Stored data entries

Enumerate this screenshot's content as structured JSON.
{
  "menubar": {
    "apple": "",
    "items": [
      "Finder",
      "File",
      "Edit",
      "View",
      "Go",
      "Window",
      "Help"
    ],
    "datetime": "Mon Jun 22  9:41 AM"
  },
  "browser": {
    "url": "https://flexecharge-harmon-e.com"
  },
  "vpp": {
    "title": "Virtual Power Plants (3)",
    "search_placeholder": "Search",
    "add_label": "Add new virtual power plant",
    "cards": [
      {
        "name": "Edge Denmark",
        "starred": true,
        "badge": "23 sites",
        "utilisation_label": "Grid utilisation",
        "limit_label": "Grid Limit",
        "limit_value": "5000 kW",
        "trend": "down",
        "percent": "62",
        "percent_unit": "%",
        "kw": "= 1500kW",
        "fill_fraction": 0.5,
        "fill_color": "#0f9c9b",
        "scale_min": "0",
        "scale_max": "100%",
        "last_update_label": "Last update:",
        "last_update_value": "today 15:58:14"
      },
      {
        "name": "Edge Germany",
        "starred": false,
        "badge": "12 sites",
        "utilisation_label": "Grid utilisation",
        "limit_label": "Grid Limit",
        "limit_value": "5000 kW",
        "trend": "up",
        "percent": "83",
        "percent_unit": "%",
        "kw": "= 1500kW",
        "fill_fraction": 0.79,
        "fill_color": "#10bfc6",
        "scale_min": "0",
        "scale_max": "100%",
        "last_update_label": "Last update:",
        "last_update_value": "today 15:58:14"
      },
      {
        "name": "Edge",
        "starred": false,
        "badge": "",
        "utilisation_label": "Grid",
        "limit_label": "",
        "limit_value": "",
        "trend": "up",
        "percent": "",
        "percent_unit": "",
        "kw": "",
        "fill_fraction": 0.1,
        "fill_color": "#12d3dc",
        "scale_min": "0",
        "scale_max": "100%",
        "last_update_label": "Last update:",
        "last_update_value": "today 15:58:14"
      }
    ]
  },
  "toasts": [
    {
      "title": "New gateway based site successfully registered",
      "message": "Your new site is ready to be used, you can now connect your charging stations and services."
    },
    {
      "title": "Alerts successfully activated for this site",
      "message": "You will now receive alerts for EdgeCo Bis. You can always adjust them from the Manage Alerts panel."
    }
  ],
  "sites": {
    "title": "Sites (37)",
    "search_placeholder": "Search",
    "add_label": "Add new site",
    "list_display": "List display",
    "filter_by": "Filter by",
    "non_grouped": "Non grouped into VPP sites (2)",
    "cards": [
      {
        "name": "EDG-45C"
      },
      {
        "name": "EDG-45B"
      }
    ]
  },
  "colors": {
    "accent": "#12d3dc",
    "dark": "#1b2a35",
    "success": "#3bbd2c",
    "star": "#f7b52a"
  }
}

EXERCISE INSTRUCTIONS —
Exactly as written, please output every entry.

SOLUTION FOR THIS EXERCISE —
Enumerate this screenshot's content as structured JSON.
{
  "menubar": {
    "apple": "",
    "items": [
      "Finder",
      "File",
      "Edit",
      "View",
      "Go",
      "Window",
      "Help"
    ],
    "datetime": "Mon Jun 22  9:41 AM"
  },
  "browser": {
    "url": "https://flexecharge-harmon-e.com"
  },
  "vpp": {
    "title": "Virtual Power Plants (3)",
    "search_placeholder": "Search",
    "add_label": "Add new virtual power plant",
    "cards": [
      {
        "name": "Edge Denmark",
        "starred": true,
        "badge": "23 sites",
        "utilisation_label": "Grid utilisation",
        "limit_label": "Grid Limit",
        "limit_value": "5000 kW",
        "trend": "down",
        "percent": "62",
        "percent_unit": "%",
        "kw": "= 1500kW",
        "fill_fraction": 0.5,
        "fill_color": "#0f9c9b",
        "scale_min": "0",
        "scale_max": "100%",
        "last_update_label": "Last update:",
        "last_update_value": "today 15:58:14"
      },
      {
        "name": "Edge Germany",
        "starred": false,
        "badge": "12 sites",
        "utilisation_label": "Grid utilisation",
        "limit_label": "Grid Limit",
        "limit_value": "5000 kW",
        "trend": "up",
        "percent": "83",
        "percent_unit": "%",
        "kw": "= 1500kW",
        "fill_fraction": 0.79,
        "fill_color": "#10bfc6",
        "scale_min": "0",
        "scale_max": "100%",
        "last_update_label": "Last update:",
        "last_update_value": "today 15:58:14"
      },
      {
        "name": "Edge",
        "starred": false,
        "badge": "",
        "utilisation_label": "Grid",
        "limit_label": "",
        "limit_value": "",
        "trend": "up",
        "percent": "",
        "percent_unit": "",
        "kw": "",
        "fill_fraction": 0.1,
        "fill_color": "#12d3dc",
        "scale_min": "0",
        "scale_max": "100%",
        "last_update_label": "Last update:",
        "last_update_value": "today 15:58:14"
      }
    ]
  },
  "toasts": [
    {
      "title": "New gateway based site successfully registered",
      "message": "Your new site is ready to be used, you can now connect your charging stations and services."
    },
    {
      "title": "Alerts successfully activated for this site",
      "message": "You will now receive alerts for EdgeCo Bis. You can always adjust them from the Manage Alerts panel."
    }
  ],
  "sites": {
    "title": "Sites (37)",
    "search_placeholder": "Search",
    "add_label": "Add new site",
    "list_display": "List display",
    "filter_by": "Filter by",
    "non_grouped": "Non grouped into VPP sites (2)",
    "cards": [
      {
        "name": "EDG-45C"
      },
      {
        "name": "EDG-45B"
      }
    ]
  },
  "colors": {
    "accent": "#12d3dc",
    "dark": "#1b2a35",
    "success": "#3bbd2c",
    "star": "#f7b52a"
  }
}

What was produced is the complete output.